Copy out the material below in full, but not its images.

═════ Source material

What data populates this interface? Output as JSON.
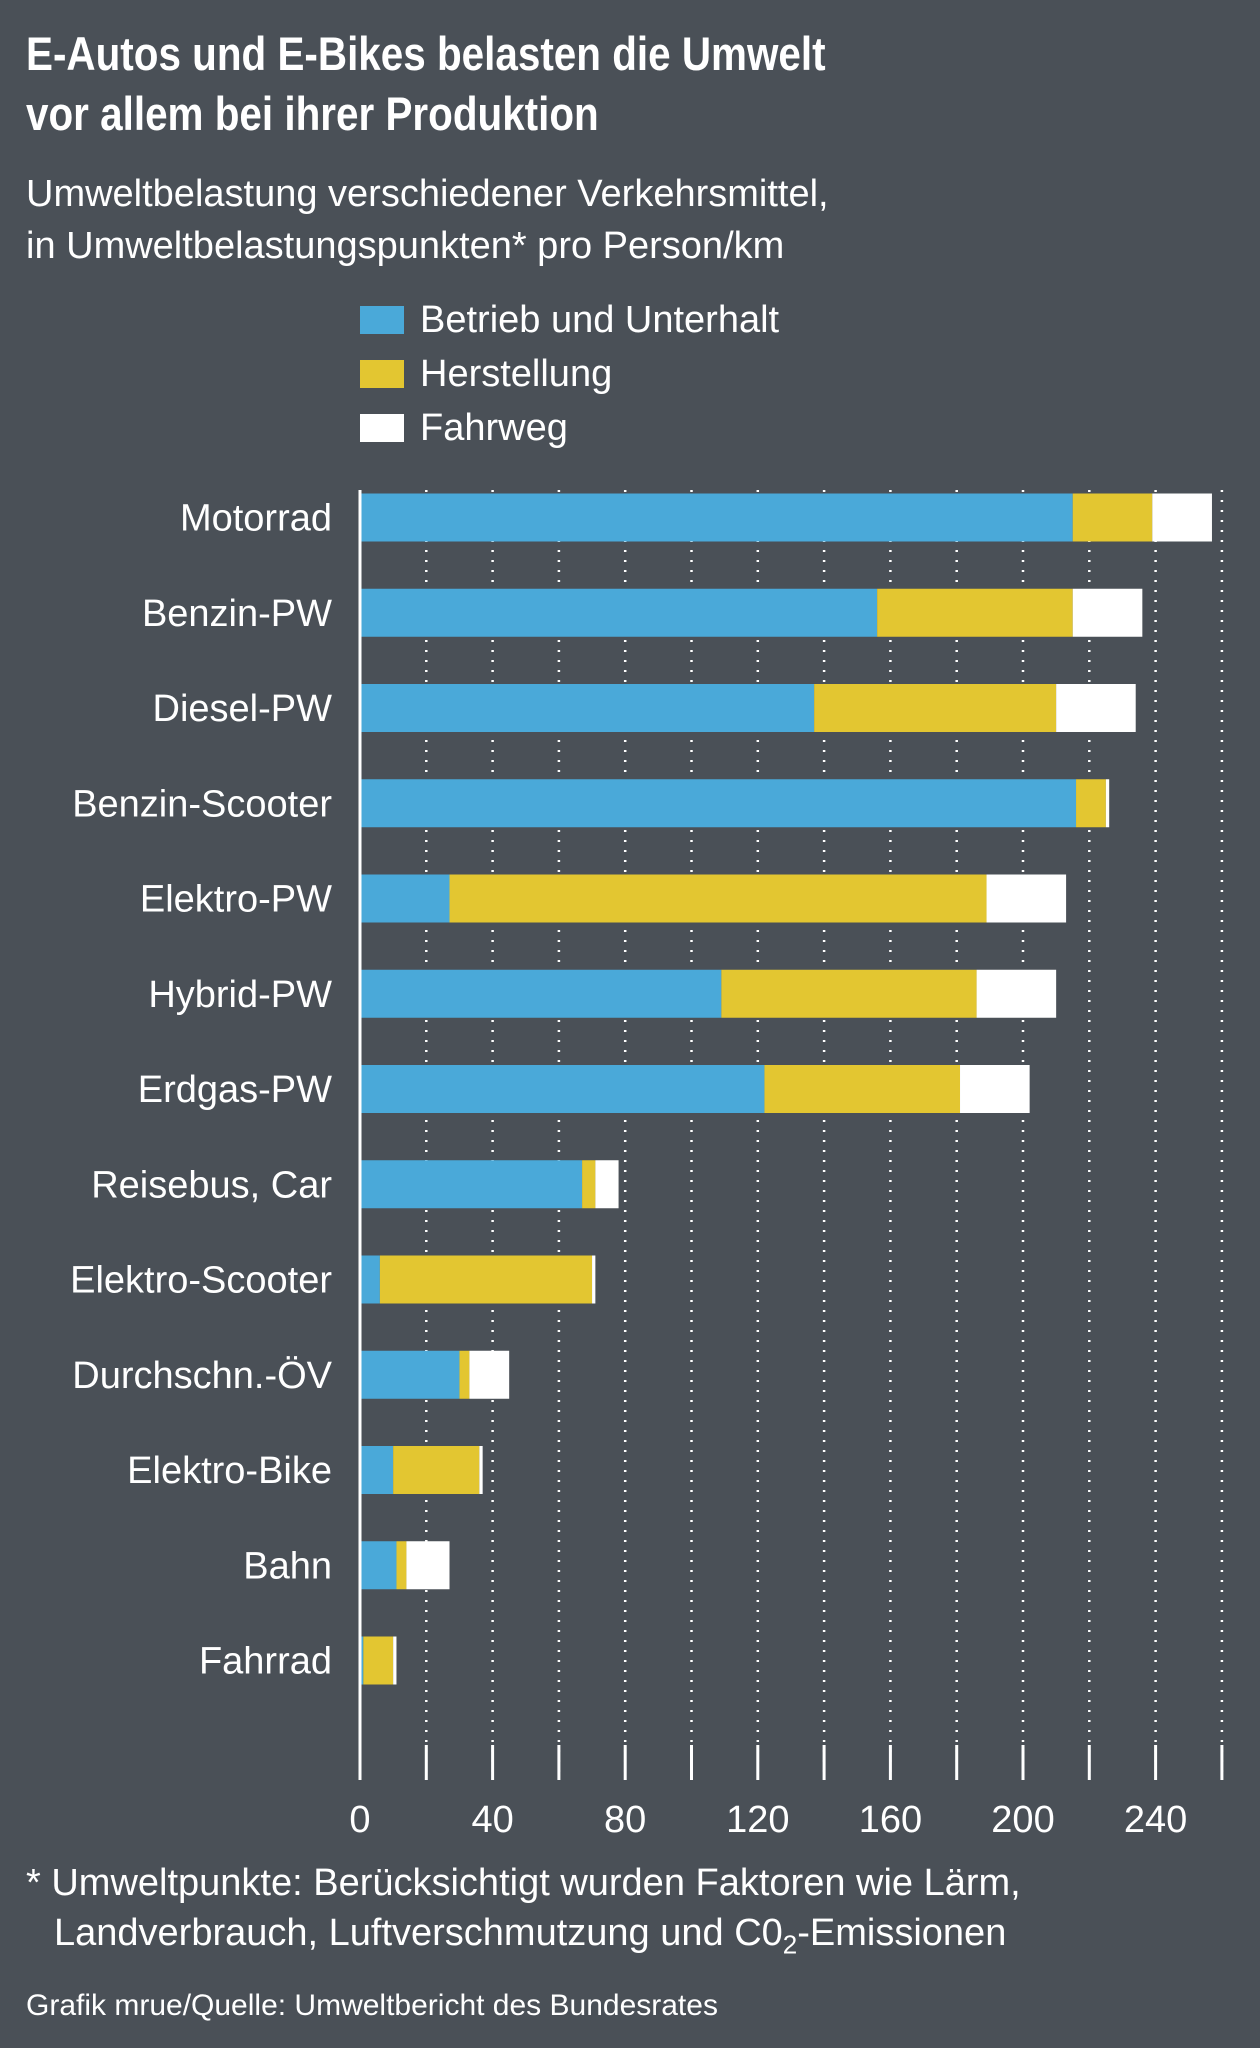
{
  "title_line1": "E-Autos und E-Bikes belasten die Umwelt",
  "title_line2": "vor allem bei ihrer Produktion",
  "subtitle_line1": "Umweltbelastung verschiedener Verkehrsmittel,",
  "subtitle_line2": "in Umweltbelastungspunkten* pro Person/km",
  "legend": [
    {
      "label": "Betrieb und Unterhalt",
      "color": "#4aa9d9"
    },
    {
      "label": "Herstellung",
      "color": "#e3c631"
    },
    {
      "label": "Fahrweg",
      "color": "#ffffff"
    }
  ],
  "footnote_line1": "* Umweltpunkte: Berücksichtigt wurden Faktoren wie Lärm,",
  "footnote_line2_pre": "Landverbrauch, Luftverschmutzung und C0",
  "footnote_line2_sub": "2",
  "footnote_line2_post": "-Emissionen",
  "source": "Grafik mrue/Quelle: Umweltbericht des Bundesrates",
  "chart_data": {
    "type": "bar",
    "orientation": "horizontal",
    "stacked": true,
    "categories": [
      "Motorrad",
      "Benzin-PW",
      "Diesel-PW",
      "Benzin-Scooter",
      "Elektro-PW",
      "Hybrid-PW",
      "Erdgas-PW",
      "Reisebus, Car",
      "Elektro-Scooter",
      "Durchschn.-ÖV",
      "Elektro-Bike",
      "Bahn",
      "Fahrrad"
    ],
    "series": [
      {
        "name": "Betrieb und Unterhalt",
        "color": "#4aa9d9",
        "values": [
          215,
          156,
          137,
          216,
          27,
          109,
          122,
          67,
          6,
          30,
          10,
          11,
          1
        ]
      },
      {
        "name": "Herstellung",
        "color": "#e3c631",
        "values": [
          24,
          59,
          73,
          9,
          162,
          77,
          59,
          4,
          64,
          3,
          26,
          3,
          9
        ]
      },
      {
        "name": "Fahrweg",
        "color": "#ffffff",
        "values": [
          18,
          21,
          24,
          1,
          24,
          24,
          21,
          7,
          1,
          12,
          1,
          13,
          1
        ]
      }
    ],
    "xticks": [
      0,
      40,
      80,
      120,
      160,
      200,
      240
    ],
    "xlim": [
      0,
      260
    ],
    "grid": true,
    "legend_position": "top"
  }
}
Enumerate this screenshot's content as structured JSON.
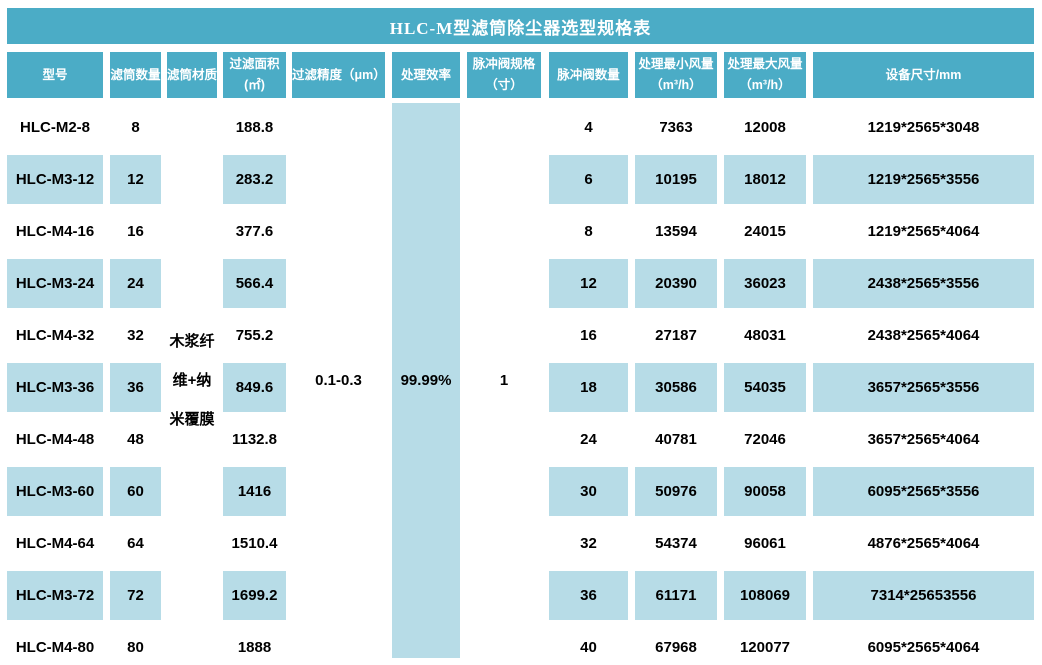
{
  "title": "HLC-M型滤筒除尘器选型规格表",
  "colors": {
    "teal": "#4BACC6",
    "light_blue": "#B7DCE7",
    "header_text": "#FFFFFF",
    "body_text": "#000000"
  },
  "columns": {
    "model": "型号",
    "qty": "滤筒数量",
    "material": "滤筒材质",
    "area": "过滤面积\n(㎡)",
    "precision": "过滤精度（μm）",
    "efficiency": "处理效率",
    "valve_spec": "脉冲阀规格\n（寸）",
    "valve_qty": "脉冲阀数量",
    "min_flow": "处理最小风量\n（m³/h）",
    "max_flow": "处理最大风量\n（m³/h）",
    "dims": "设备尺寸/mm"
  },
  "merged_cells": {
    "material": "木浆纤\n维+纳\n米覆膜",
    "precision": "0.1-0.3",
    "efficiency": "99.99%",
    "valve_spec": "1"
  },
  "rows": [
    {
      "model": "HLC-M2-8",
      "qty": "8",
      "area": "188.8",
      "valve_qty": "4",
      "min_flow": "7363",
      "max_flow": "12008",
      "dims": "1219*2565*3048"
    },
    {
      "model": "HLC-M3-12",
      "qty": "12",
      "area": "283.2",
      "valve_qty": "6",
      "min_flow": "10195",
      "max_flow": "18012",
      "dims": "1219*2565*3556"
    },
    {
      "model": "HLC-M4-16",
      "qty": "16",
      "area": "377.6",
      "valve_qty": "8",
      "min_flow": "13594",
      "max_flow": "24015",
      "dims": "1219*2565*4064"
    },
    {
      "model": "HLC-M3-24",
      "qty": "24",
      "area": "566.4",
      "valve_qty": "12",
      "min_flow": "20390",
      "max_flow": "36023",
      "dims": "2438*2565*3556"
    },
    {
      "model": "HLC-M4-32",
      "qty": "32",
      "area": "755.2",
      "valve_qty": "16",
      "min_flow": "27187",
      "max_flow": "48031",
      "dims": "2438*2565*4064"
    },
    {
      "model": "HLC-M3-36",
      "qty": "36",
      "area": "849.6",
      "valve_qty": "18",
      "min_flow": "30586",
      "max_flow": "54035",
      "dims": "3657*2565*3556"
    },
    {
      "model": "HLC-M4-48",
      "qty": "48",
      "area": "1132.8",
      "valve_qty": "24",
      "min_flow": "40781",
      "max_flow": "72046",
      "dims": "3657*2565*4064"
    },
    {
      "model": "HLC-M3-60",
      "qty": "60",
      "area": "1416",
      "valve_qty": "30",
      "min_flow": "50976",
      "max_flow": "90058",
      "dims": "6095*2565*3556"
    },
    {
      "model": "HLC-M4-64",
      "qty": "64",
      "area": "1510.4",
      "valve_qty": "32",
      "min_flow": "54374",
      "max_flow": "96061",
      "dims": "4876*2565*4064"
    },
    {
      "model": "HLC-M3-72",
      "qty": "72",
      "area": "1699.2",
      "valve_qty": "36",
      "min_flow": "61171",
      "max_flow": "108069",
      "dims": "7314*25653556"
    },
    {
      "model": "HLC-M4-80",
      "qty": "80",
      "area": "1888",
      "valve_qty": "40",
      "min_flow": "67968",
      "max_flow": "120077",
      "dims": "6095*2565*4064"
    }
  ]
}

══════════

◆ **Finished answer**:
What data populates this interface? Output as JSON.
{
  "title_line1": "E-Autos und E-Bikes belasten die Umwelt",
  "title_line2": "vor allem bei ihrer Produktion",
  "subtitle_line1": "Umweltbelastung verschiedener Verkehrsmittel,",
  "subtitle_line2": "in Umweltbelastungspunkten* pro Person/km",
  "legend": [
    {
      "label": "Betrieb und Unterhalt",
      "color": "#4aa9d9"
    },
    {
      "label": "Herstellung",
      "color": "#e3c631"
    },
    {
      "label": "Fahrweg",
      "color": "#ffffff"
    }
  ],
  "footnote_line1": "* Umweltpunkte: Berücksichtigt wurden Faktoren wie Lärm,",
  "footnote_line2_pre": "Landverbrauch, Luftverschmutzung und C0",
  "footnote_line2_sub": "2",
  "footnote_line2_post": "-Emissionen",
  "source": "Grafik mrue/Quelle: Umweltbericht des Bundesrates",
  "chart_data": {
    "type": "bar",
    "orientation": "horizontal",
    "stacked": true,
    "categories": [
      "Motorrad",
      "Benzin-PW",
      "Diesel-PW",
      "Benzin-Scooter",
      "Elektro-PW",
      "Hybrid-PW",
      "Erdgas-PW",
      "Reisebus, Car",
      "Elektro-Scooter",
      "Durchschn.-ÖV",
      "Elektro-Bike",
      "Bahn",
      "Fahrrad"
    ],
    "series": [
      {
        "name": "Betrieb und Unterhalt",
        "color": "#4aa9d9",
        "values": [
          215,
          156,
          137,
          216,
          27,
          109,
          122,
          67,
          6,
          30,
          10,
          11,
          1
        ]
      },
      {
        "name": "Herstellung",
        "color": "#e3c631",
        "values": [
          24,
          59,
          73,
          9,
          162,
          77,
          59,
          4,
          64,
          3,
          26,
          3,
          9
        ]
      },
      {
        "name": "Fahrweg",
        "color": "#ffffff",
        "values": [
          18,
          21,
          24,
          1,
          24,
          24,
          21,
          7,
          1,
          12,
          1,
          13,
          1
        ]
      }
    ],
    "xticks": [
      0,
      40,
      80,
      120,
      160,
      200,
      240
    ],
    "xlim": [
      0,
      260
    ],
    "grid": true,
    "legend_position": "top"
  }
}
Enumerate this screenshot's content as structured JSON.
{
  "title": "HLC-M型滤筒除尘器选型规格表",
  "colors": {
    "teal": "#4BACC6",
    "light_blue": "#B7DCE7",
    "header_text": "#FFFFFF",
    "body_text": "#000000"
  },
  "columns": {
    "model": "型号",
    "qty": "滤筒数量",
    "material": "滤筒材质",
    "area": "过滤面积\n(㎡)",
    "precision": "过滤精度（μm）",
    "efficiency": "处理效率",
    "valve_spec": "脉冲阀规格\n（寸）",
    "valve_qty": "脉冲阀数量",
    "min_flow": "处理最小风量\n（m³/h）",
    "max_flow": "处理最大风量\n（m³/h）",
    "dims": "设备尺寸/mm"
  },
  "merged_cells": {
    "material": "木浆纤\n维+纳\n米覆膜",
    "precision": "0.1-0.3",
    "efficiency": "99.99%",
    "valve_spec": "1"
  },
  "rows": [
    {
      "model": "HLC-M2-8",
      "qty": "8",
      "area": "188.8",
      "valve_qty": "4",
      "min_flow": "7363",
      "max_flow": "12008",
      "dims": "1219*2565*3048"
    },
    {
      "model": "HLC-M3-12",
      "qty": "12",
      "area": "283.2",
      "valve_qty": "6",
      "min_flow": "10195",
      "max_flow": "18012",
      "dims": "1219*2565*3556"
    },
    {
      "model": "HLC-M4-16",
      "qty": "16",
      "area": "377.6",
      "valve_qty": "8",
      "min_flow": "13594",
      "max_flow": "24015",
      "dims": "1219*2565*4064"
    },
    {
      "model": "HLC-M3-24",
      "qty": "24",
      "area": "566.4",
      "valve_qty": "12",
      "min_flow": "20390",
      "max_flow": "36023",
      "dims": "2438*2565*3556"
    },
    {
      "model": "HLC-M4-32",
      "qty": "32",
      "area": "755.2",
      "valve_qty": "16",
      "min_flow": "27187",
      "max_flow": "48031",
      "dims": "2438*2565*4064"
    },
    {
      "model": "HLC-M3-36",
      "qty": "36",
      "area": "849.6",
      "valve_qty": "18",
      "min_flow": "30586",
      "max_flow": "54035",
      "dims": "3657*2565*3556"
    },
    {
      "model": "HLC-M4-48",
      "qty": "48",
      "area": "1132.8",
      "valve_qty": "24",
      "min_flow": "40781",
      "max_flow": "72046",
      "dims": "3657*2565*4064"
    },
    {
      "model": "HLC-M3-60",
      "qty": "60",
      "area": "1416",
      "valve_qty": "30",
      "min_flow": "50976",
      "max_flow": "90058",
      "dims": "6095*2565*3556"
    },
    {
      "model": "HLC-M4-64",
      "qty": "64",
      "area": "1510.4",
      "valve_qty": "32",
      "min_flow": "54374",
      "max_flow": "96061",
      "dims": "4876*2565*4064"
    },
    {
      "model": "HLC-M3-72",
      "qty": "72",
      "area": "1699.2",
      "valve_qty": "36",
      "min_flow": "61171",
      "max_flow": "108069",
      "dims": "7314*25653556"
    },
    {
      "model": "HLC-M4-80",
      "qty": "80",
      "area": "1888",
      "valve_qty": "40",
      "min_flow": "67968",
      "max_flow": "120077",
      "dims": "6095*2565*4064"
    }
  ]
}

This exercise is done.